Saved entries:
==========
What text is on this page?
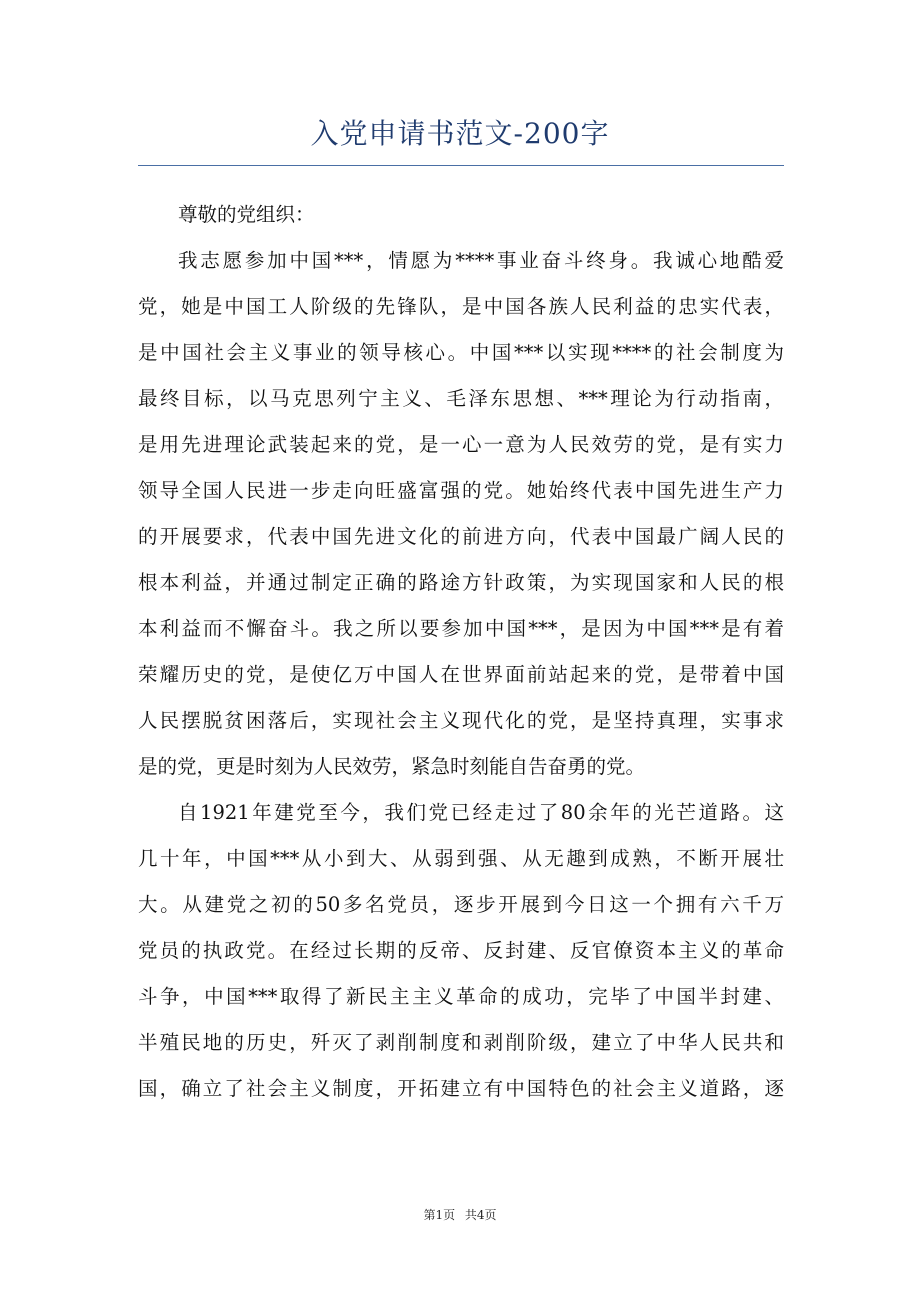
入党申请书范文-200字

尊敬的党组织：

我志愿参加中国***，情愿为****事业奋斗终身。我诚心地酷爱
党，她是中国工人阶级的先锋队，是中国各族人民利益的忠实代表，
是中国社会主义事业的领导核心。中国***以实现****的社会制度为
最终目标，以马克思列宁主义、毛泽东思想、***理论为行动指南，
是用先进理论武装起来的党，是一心一意为人民效劳的党，是有实力
领导全国人民进一步走向旺盛富强的党。她始终代表中国先进生产力
的开展要求，代表中国先进文化的前进方向，代表中国最广阔人民的
根本利益，并通过制定正确的路途方针政策，为实现国家和人民的根
本利益而不懈奋斗。我之所以要参加中国***，是因为中国***是有着
荣耀历史的党，是使亿万中国人在世界面前站起来的党，是带着中国
人民摆脱贫困落后，实现社会主义现代化的党，是坚持真理，实事求
是的党，更是时刻为人民效劳，紧急时刻能自告奋勇的党。
自1921年建党至今，我们党已经走过了80余年的光芒道路。这
几十年，中国***从小到大、从弱到强、从无趣到成熟，不断开展壮
大。从建党之初的50多名党员，逐步开展到今日这一个拥有六千万
党员的执政党。在经过长期的反帝、反封建、反官僚资本主义的革命
斗争，中国***取得了新民主主义革命的成功，完毕了中国半封建、
半殖民地的历史，歼灭了剥削制度和剥削阶级，建立了中华人民共和
国，确立了社会主义制度，开拓建立有中国特色的社会主义道路，逐
第1页 共4页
==========
Repeat each record exactly, with the pictures left out.

• Answer below:
What text is on this page?
入党申请书范文-200字

尊敬的党组织：

我志愿参加中国***，情愿为****事业奋斗终身。我诚心地酷爱
党，她是中国工人阶级的先锋队，是中国各族人民利益的忠实代表，
是中国社会主义事业的领导核心。中国***以实现****的社会制度为
最终目标，以马克思列宁主义、毛泽东思想、***理论为行动指南，
是用先进理论武装起来的党，是一心一意为人民效劳的党，是有实力
领导全国人民进一步走向旺盛富强的党。她始终代表中国先进生产力
的开展要求，代表中国先进文化的前进方向，代表中国最广阔人民的
根本利益，并通过制定正确的路途方针政策，为实现国家和人民的根
本利益而不懈奋斗。我之所以要参加中国***，是因为中国***是有着
荣耀历史的党，是使亿万中国人在世界面前站起来的党，是带着中国
人民摆脱贫困落后，实现社会主义现代化的党，是坚持真理，实事求
是的党，更是时刻为人民效劳，紧急时刻能自告奋勇的党。
自1921年建党至今，我们党已经走过了80余年的光芒道路。这
几十年，中国***从小到大、从弱到强、从无趣到成熟，不断开展壮
大。从建党之初的50多名党员，逐步开展到今日这一个拥有六千万
党员的执政党。在经过长期的反帝、反封建、反官僚资本主义的革命
斗争，中国***取得了新民主主义革命的成功，完毕了中国半封建、
半殖民地的历史，歼灭了剥削制度和剥削阶级，建立了中华人民共和
国，确立了社会主义制度，开拓建立有中国特色的社会主义道路，逐
第1页 共4页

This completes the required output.